Extract the entries in their exact form.
/---
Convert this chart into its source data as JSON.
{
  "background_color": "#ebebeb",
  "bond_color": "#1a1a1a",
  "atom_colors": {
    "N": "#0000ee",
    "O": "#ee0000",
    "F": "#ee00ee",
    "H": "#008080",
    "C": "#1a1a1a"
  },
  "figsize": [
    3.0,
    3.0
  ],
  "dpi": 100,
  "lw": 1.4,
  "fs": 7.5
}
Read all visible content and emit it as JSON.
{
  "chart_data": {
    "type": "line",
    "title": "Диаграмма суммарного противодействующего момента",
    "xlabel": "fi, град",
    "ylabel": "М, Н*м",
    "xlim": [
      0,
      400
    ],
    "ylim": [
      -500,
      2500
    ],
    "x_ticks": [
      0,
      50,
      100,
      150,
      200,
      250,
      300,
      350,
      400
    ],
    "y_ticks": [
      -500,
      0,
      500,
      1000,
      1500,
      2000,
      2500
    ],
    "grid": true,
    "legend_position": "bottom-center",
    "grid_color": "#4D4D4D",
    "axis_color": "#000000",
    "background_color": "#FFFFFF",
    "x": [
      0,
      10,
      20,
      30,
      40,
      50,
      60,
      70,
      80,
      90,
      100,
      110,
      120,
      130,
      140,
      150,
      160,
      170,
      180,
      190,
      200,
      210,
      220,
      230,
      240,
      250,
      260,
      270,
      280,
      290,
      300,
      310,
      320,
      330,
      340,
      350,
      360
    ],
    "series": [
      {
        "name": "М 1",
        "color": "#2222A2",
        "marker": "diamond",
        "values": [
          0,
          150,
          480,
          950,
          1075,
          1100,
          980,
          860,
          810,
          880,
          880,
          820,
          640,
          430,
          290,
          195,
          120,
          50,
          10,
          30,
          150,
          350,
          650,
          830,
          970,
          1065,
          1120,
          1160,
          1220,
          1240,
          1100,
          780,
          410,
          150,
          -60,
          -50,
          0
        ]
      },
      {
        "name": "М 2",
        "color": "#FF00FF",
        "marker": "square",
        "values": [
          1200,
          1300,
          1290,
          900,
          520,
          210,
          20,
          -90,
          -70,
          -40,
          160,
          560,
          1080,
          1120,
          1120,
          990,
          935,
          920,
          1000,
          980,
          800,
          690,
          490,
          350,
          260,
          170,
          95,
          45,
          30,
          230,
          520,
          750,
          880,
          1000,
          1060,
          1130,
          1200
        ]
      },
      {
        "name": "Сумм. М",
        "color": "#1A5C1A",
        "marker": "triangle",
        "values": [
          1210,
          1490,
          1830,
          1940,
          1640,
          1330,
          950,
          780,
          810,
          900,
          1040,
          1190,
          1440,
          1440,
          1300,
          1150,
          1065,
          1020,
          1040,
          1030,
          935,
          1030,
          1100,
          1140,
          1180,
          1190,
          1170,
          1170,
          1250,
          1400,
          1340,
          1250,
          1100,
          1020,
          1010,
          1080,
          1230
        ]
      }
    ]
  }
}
\---
TASK RESPONSE —
Convert this chart into its source data as JSON.
{
  "background_color": "#ebebeb",
  "bond_color": "#1a1a1a",
  "atom_colors": {
    "N": "#0000ee",
    "O": "#ee0000",
    "F": "#ee00ee",
    "H": "#008080",
    "C": "#1a1a1a"
  },
  "figsize": [
    3.0,
    3.0
  ],
  "dpi": 100,
  "lw": 1.4,
  "fs": 7.5
}
Read all visible content and emit it as JSON.
{
  "chart_data": {
    "type": "line",
    "title": "Диаграмма суммарного противодействующего момента",
    "xlabel": "fi, град",
    "ylabel": "М, Н*м",
    "xlim": [
      0,
      400
    ],
    "ylim": [
      -500,
      2500
    ],
    "x_ticks": [
      0,
      50,
      100,
      150,
      200,
      250,
      300,
      350,
      400
    ],
    "y_ticks": [
      -500,
      0,
      500,
      1000,
      1500,
      2000,
      2500
    ],
    "grid": true,
    "legend_position": "bottom-center",
    "grid_color": "#4D4D4D",
    "axis_color": "#000000",
    "background_color": "#FFFFFF",
    "x": [
      0,
      10,
      20,
      30,
      40,
      50,
      60,
      70,
      80,
      90,
      100,
      110,
      120,
      130,
      140,
      150,
      160,
      170,
      180,
      190,
      200,
      210,
      220,
      230,
      240,
      250,
      260,
      270,
      280,
      290,
      300,
      310,
      320,
      330,
      340,
      350,
      360
    ],
    "series": [
      {
        "name": "М 1",
        "color": "#2222A2",
        "marker": "diamond",
        "values": [
          0,
          150,
          480,
          950,
          1075,
          1100,
          980,
          860,
          810,
          880,
          880,
          820,
          640,
          430,
          290,
          195,
          120,
          50,
          10,
          30,
          150,
          350,
          650,
          830,
          970,
          1065,
          1120,
          1160,
          1220,
          1240,
          1100,
          780,
          410,
          150,
          -60,
          -50,
          0
        ]
      },
      {
        "name": "М 2",
        "color": "#FF00FF",
        "marker": "square",
        "values": [
          1200,
          1300,
          1290,
          900,
          520,
          210,
          20,
          -90,
          -70,
          -40,
          160,
          560,
          1080,
          1120,
          1120,
          990,
          935,
          920,
          1000,
          980,
          800,
          690,
          490,
          350,
          260,
          170,
          95,
          45,
          30,
          230,
          520,
          750,
          880,
          1000,
          1060,
          1130,
          1200
        ]
      },
      {
        "name": "Сумм. М",
        "color": "#1A5C1A",
        "marker": "triangle",
        "values": [
          1210,
          1490,
          1830,
          1940,
          1640,
          1330,
          950,
          780,
          810,
          900,
          1040,
          1190,
          1440,
          1440,
          1300,
          1150,
          1065,
          1020,
          1040,
          1030,
          935,
          1030,
          1100,
          1140,
          1180,
          1190,
          1170,
          1170,
          1250,
          1400,
          1340,
          1250,
          1100,
          1020,
          1010,
          1080,
          1230
        ]
      }
    ]
  }
}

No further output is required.